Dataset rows
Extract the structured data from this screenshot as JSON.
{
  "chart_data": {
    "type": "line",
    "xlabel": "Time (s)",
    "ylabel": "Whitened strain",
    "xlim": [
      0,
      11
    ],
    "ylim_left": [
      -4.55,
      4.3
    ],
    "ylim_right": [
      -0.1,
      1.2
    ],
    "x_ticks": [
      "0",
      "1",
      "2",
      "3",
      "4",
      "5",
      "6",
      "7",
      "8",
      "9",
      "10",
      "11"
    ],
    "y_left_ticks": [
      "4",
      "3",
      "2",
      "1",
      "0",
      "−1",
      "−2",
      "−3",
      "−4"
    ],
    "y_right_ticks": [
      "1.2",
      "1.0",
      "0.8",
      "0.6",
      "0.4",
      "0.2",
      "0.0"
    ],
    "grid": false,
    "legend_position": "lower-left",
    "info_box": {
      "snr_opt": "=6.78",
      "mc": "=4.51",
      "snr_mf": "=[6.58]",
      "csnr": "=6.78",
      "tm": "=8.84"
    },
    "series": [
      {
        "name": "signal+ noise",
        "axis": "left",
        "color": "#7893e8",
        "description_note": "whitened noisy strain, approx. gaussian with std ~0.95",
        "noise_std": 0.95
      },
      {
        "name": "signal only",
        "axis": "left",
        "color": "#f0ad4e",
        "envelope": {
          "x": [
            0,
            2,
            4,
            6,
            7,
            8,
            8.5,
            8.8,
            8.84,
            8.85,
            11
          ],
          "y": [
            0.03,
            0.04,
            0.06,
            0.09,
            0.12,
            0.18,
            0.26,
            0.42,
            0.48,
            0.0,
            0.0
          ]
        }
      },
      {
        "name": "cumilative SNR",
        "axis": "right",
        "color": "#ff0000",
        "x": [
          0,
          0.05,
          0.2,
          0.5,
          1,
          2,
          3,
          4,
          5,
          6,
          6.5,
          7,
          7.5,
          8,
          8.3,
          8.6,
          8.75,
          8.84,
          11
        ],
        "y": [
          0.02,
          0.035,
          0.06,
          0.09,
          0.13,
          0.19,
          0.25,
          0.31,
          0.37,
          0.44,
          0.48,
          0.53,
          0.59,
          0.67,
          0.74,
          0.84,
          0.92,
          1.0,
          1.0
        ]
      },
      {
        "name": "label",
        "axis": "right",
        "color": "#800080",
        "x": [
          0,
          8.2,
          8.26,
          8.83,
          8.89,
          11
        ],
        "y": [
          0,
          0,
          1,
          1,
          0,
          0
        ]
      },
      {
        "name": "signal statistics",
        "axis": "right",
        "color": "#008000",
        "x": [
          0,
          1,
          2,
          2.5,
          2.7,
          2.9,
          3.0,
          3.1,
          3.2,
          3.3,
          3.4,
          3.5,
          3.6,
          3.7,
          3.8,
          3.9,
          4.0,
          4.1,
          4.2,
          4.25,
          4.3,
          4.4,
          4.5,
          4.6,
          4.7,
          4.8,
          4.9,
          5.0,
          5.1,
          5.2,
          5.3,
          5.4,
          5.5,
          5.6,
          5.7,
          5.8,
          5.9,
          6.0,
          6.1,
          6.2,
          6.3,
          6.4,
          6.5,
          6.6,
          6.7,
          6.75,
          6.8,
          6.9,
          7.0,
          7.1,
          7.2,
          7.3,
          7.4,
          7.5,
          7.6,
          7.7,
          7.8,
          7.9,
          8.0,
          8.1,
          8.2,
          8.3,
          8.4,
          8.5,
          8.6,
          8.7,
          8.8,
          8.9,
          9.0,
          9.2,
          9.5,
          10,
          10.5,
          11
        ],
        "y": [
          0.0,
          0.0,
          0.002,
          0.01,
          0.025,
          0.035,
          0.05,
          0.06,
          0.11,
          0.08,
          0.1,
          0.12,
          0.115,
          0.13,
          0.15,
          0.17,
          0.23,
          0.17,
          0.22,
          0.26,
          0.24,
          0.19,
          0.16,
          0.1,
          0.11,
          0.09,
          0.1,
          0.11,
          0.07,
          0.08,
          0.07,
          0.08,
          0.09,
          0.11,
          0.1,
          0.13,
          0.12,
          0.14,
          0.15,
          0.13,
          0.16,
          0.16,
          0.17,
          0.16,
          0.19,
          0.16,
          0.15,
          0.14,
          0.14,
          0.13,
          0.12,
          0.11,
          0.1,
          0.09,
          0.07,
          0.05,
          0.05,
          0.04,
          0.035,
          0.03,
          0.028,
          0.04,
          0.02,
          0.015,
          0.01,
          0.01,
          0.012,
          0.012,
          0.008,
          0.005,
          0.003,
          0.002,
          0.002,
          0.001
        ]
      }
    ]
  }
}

→ **What is required**
Take the material above and return all of it exactly.

→ **Task output**
Extract the structured data from this screenshot as JSON.
{
  "chart_data": {
    "type": "line",
    "xlabel": "Time (s)",
    "ylabel": "Whitened strain",
    "xlim": [
      0,
      11
    ],
    "ylim_left": [
      -4.55,
      4.3
    ],
    "ylim_right": [
      -0.1,
      1.2
    ],
    "x_ticks": [
      "0",
      "1",
      "2",
      "3",
      "4",
      "5",
      "6",
      "7",
      "8",
      "9",
      "10",
      "11"
    ],
    "y_left_ticks": [
      "4",
      "3",
      "2",
      "1",
      "0",
      "−1",
      "−2",
      "−3",
      "−4"
    ],
    "y_right_ticks": [
      "1.2",
      "1.0",
      "0.8",
      "0.6",
      "0.4",
      "0.2",
      "0.0"
    ],
    "grid": false,
    "legend_position": "lower-left",
    "info_box": {
      "snr_opt": "=6.78",
      "mc": "=4.51",
      "snr_mf": "=[6.58]",
      "csnr": "=6.78",
      "tm": "=8.84"
    },
    "series": [
      {
        "name": "signal+ noise",
        "axis": "left",
        "color": "#7893e8",
        "description_note": "whitened noisy strain, approx. gaussian with std ~0.95",
        "noise_std": 0.95
      },
      {
        "name": "signal only",
        "axis": "left",
        "color": "#f0ad4e",
        "envelope": {
          "x": [
            0,
            2,
            4,
            6,
            7,
            8,
            8.5,
            8.8,
            8.84,
            8.85,
            11
          ],
          "y": [
            0.03,
            0.04,
            0.06,
            0.09,
            0.12,
            0.18,
            0.26,
            0.42,
            0.48,
            0.0,
            0.0
          ]
        }
      },
      {
        "name": "cumilative SNR",
        "axis": "right",
        "color": "#ff0000",
        "x": [
          0,
          0.05,
          0.2,
          0.5,
          1,
          2,
          3,
          4,
          5,
          6,
          6.5,
          7,
          7.5,
          8,
          8.3,
          8.6,
          8.75,
          8.84,
          11
        ],
        "y": [
          0.02,
          0.035,
          0.06,
          0.09,
          0.13,
          0.19,
          0.25,
          0.31,
          0.37,
          0.44,
          0.48,
          0.53,
          0.59,
          0.67,
          0.74,
          0.84,
          0.92,
          1.0,
          1.0
        ]
      },
      {
        "name": "label",
        "axis": "right",
        "color": "#800080",
        "x": [
          0,
          8.2,
          8.26,
          8.83,
          8.89,
          11
        ],
        "y": [
          0,
          0,
          1,
          1,
          0,
          0
        ]
      },
      {
        "name": "signal statistics",
        "axis": "right",
        "color": "#008000",
        "x": [
          0,
          1,
          2,
          2.5,
          2.7,
          2.9,
          3.0,
          3.1,
          3.2,
          3.3,
          3.4,
          3.5,
          3.6,
          3.7,
          3.8,
          3.9,
          4.0,
          4.1,
          4.2,
          4.25,
          4.3,
          4.4,
          4.5,
          4.6,
          4.7,
          4.8,
          4.9,
          5.0,
          5.1,
          5.2,
          5.3,
          5.4,
          5.5,
          5.6,
          5.7,
          5.8,
          5.9,
          6.0,
          6.1,
          6.2,
          6.3,
          6.4,
          6.5,
          6.6,
          6.7,
          6.75,
          6.8,
          6.9,
          7.0,
          7.1,
          7.2,
          7.3,
          7.4,
          7.5,
          7.6,
          7.7,
          7.8,
          7.9,
          8.0,
          8.1,
          8.2,
          8.3,
          8.4,
          8.5,
          8.6,
          8.7,
          8.8,
          8.9,
          9.0,
          9.2,
          9.5,
          10,
          10.5,
          11
        ],
        "y": [
          0.0,
          0.0,
          0.002,
          0.01,
          0.025,
          0.035,
          0.05,
          0.06,
          0.11,
          0.08,
          0.1,
          0.12,
          0.115,
          0.13,
          0.15,
          0.17,
          0.23,
          0.17,
          0.22,
          0.26,
          0.24,
          0.19,
          0.16,
          0.1,
          0.11,
          0.09,
          0.1,
          0.11,
          0.07,
          0.08,
          0.07,
          0.08,
          0.09,
          0.11,
          0.1,
          0.13,
          0.12,
          0.14,
          0.15,
          0.13,
          0.16,
          0.16,
          0.17,
          0.16,
          0.19,
          0.16,
          0.15,
          0.14,
          0.14,
          0.13,
          0.12,
          0.11,
          0.1,
          0.09,
          0.07,
          0.05,
          0.05,
          0.04,
          0.035,
          0.03,
          0.028,
          0.04,
          0.02,
          0.015,
          0.01,
          0.01,
          0.012,
          0.012,
          0.008,
          0.005,
          0.003,
          0.002,
          0.002,
          0.001
        ]
      }
    ]
  }
}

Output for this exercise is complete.